(Figure record listings)

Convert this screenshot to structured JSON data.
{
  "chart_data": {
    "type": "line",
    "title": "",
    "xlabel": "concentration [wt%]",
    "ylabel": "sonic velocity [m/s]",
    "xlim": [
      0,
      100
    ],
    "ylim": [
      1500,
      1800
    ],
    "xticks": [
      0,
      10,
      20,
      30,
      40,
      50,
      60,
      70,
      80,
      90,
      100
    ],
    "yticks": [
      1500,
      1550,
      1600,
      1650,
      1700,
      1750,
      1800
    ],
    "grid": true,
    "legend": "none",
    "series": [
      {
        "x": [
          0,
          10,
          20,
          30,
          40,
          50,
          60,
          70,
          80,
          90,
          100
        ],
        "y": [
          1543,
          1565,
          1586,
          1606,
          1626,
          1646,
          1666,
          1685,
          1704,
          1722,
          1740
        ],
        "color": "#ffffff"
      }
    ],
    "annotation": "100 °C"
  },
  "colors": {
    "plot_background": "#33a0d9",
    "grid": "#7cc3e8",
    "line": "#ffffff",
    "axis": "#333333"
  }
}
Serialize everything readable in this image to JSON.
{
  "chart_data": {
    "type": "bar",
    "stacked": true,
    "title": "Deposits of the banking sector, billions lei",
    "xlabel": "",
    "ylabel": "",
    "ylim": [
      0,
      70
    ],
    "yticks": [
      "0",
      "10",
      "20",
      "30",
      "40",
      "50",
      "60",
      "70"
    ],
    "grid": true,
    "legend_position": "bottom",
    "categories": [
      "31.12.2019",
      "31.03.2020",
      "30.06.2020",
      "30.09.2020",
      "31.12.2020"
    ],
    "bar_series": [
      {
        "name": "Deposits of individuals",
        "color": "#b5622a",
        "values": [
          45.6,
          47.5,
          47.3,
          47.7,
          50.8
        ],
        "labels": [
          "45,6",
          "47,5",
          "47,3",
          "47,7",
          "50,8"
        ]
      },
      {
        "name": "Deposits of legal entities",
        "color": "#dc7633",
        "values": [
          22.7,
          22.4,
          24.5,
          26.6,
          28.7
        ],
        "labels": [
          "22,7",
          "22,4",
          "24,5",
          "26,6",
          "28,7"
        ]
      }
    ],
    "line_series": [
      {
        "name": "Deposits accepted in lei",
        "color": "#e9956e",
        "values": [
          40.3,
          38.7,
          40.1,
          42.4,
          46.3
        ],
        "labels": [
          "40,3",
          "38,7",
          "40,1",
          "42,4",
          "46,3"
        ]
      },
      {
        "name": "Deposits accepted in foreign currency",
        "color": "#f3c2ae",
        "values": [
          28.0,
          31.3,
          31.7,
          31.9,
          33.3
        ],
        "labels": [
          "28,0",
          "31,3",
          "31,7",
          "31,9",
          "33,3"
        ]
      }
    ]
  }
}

• What to work on
Repeat each record in full; every line must match exactly.

• Reply
Convert this screenshot to structured JSON data.
{
  "chart_data": {
    "type": "line",
    "title": "",
    "xlabel": "concentration [wt%]",
    "ylabel": "sonic velocity [m/s]",
    "xlim": [
      0,
      100
    ],
    "ylim": [
      1500,
      1800
    ],
    "xticks": [
      0,
      10,
      20,
      30,
      40,
      50,
      60,
      70,
      80,
      90,
      100
    ],
    "yticks": [
      1500,
      1550,
      1600,
      1650,
      1700,
      1750,
      1800
    ],
    "grid": true,
    "legend": "none",
    "series": [
      {
        "x": [
          0,
          10,
          20,
          30,
          40,
          50,
          60,
          70,
          80,
          90,
          100
        ],
        "y": [
          1543,
          1565,
          1586,
          1606,
          1626,
          1646,
          1666,
          1685,
          1704,
          1722,
          1740
        ],
        "color": "#ffffff"
      }
    ],
    "annotation": "100 °C"
  },
  "colors": {
    "plot_background": "#33a0d9",
    "grid": "#7cc3e8",
    "line": "#ffffff",
    "axis": "#333333"
  }
}
Serialize everything readable in this image to JSON.
{
  "chart_data": {
    "type": "bar",
    "stacked": true,
    "title": "Deposits of the banking sector, billions lei",
    "xlabel": "",
    "ylabel": "",
    "ylim": [
      0,
      70
    ],
    "yticks": [
      "0",
      "10",
      "20",
      "30",
      "40",
      "50",
      "60",
      "70"
    ],
    "grid": true,
    "legend_position": "bottom",
    "categories": [
      "31.12.2019",
      "31.03.2020",
      "30.06.2020",
      "30.09.2020",
      "31.12.2020"
    ],
    "bar_series": [
      {
        "name": "Deposits of individuals",
        "color": "#b5622a",
        "values": [
          45.6,
          47.5,
          47.3,
          47.7,
          50.8
        ],
        "labels": [
          "45,6",
          "47,5",
          "47,3",
          "47,7",
          "50,8"
        ]
      },
      {
        "name": "Deposits of legal entities",
        "color": "#dc7633",
        "values": [
          22.7,
          22.4,
          24.5,
          26.6,
          28.7
        ],
        "labels": [
          "22,7",
          "22,4",
          "24,5",
          "26,6",
          "28,7"
        ]
      }
    ],
    "line_series": [
      {
        "name": "Deposits accepted in lei",
        "color": "#e9956e",
        "values": [
          40.3,
          38.7,
          40.1,
          42.4,
          46.3
        ],
        "labels": [
          "40,3",
          "38,7",
          "40,1",
          "42,4",
          "46,3"
        ]
      },
      {
        "name": "Deposits accepted in foreign currency",
        "color": "#f3c2ae",
        "values": [
          28.0,
          31.3,
          31.7,
          31.9,
          33.3
        ],
        "labels": [
          "28,0",
          "31,3",
          "31,7",
          "31,9",
          "33,3"
        ]
      }
    ]
  }
}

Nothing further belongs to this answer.